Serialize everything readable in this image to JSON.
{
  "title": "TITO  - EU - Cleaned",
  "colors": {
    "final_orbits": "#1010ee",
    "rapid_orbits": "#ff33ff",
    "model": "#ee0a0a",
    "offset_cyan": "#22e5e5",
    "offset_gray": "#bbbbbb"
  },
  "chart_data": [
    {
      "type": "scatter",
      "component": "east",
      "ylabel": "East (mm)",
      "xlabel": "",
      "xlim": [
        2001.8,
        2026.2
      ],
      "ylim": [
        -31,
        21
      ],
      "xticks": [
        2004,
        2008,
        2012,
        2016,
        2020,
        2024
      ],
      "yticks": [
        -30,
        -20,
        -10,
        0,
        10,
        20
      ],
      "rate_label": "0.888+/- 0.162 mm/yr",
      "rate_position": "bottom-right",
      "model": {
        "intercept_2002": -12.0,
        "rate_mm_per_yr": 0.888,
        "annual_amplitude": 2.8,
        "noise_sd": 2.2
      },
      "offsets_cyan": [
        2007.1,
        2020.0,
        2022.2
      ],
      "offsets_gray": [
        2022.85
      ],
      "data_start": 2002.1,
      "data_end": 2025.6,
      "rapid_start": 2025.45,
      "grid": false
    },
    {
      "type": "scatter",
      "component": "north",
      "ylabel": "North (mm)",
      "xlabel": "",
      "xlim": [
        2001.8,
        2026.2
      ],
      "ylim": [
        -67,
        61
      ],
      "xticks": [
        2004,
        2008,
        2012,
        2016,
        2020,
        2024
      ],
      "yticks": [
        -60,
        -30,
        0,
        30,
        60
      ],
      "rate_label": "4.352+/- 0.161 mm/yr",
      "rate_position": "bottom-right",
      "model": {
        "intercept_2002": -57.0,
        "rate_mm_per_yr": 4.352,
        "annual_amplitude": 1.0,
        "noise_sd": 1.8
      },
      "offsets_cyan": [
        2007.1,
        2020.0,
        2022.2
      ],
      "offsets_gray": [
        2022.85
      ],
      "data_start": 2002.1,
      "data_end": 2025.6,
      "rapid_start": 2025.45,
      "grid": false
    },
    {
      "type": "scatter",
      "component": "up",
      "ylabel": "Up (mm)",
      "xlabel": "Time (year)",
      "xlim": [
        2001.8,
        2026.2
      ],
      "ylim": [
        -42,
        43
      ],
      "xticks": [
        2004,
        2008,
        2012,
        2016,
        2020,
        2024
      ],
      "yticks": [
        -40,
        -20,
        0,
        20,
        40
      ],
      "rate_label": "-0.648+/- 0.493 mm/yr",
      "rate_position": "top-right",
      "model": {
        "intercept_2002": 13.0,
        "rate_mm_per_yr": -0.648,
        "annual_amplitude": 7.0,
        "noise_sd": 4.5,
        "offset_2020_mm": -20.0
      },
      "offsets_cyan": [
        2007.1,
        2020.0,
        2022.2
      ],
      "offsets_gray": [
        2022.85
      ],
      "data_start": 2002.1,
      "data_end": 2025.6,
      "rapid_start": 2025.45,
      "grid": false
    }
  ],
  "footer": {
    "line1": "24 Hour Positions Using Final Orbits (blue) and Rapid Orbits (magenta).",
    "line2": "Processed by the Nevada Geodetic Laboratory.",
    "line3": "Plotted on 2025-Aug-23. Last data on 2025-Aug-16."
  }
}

————

**Job**
In the entries above, count each line holding "component" and report the total and nothing more.

**Result for this exercise**
3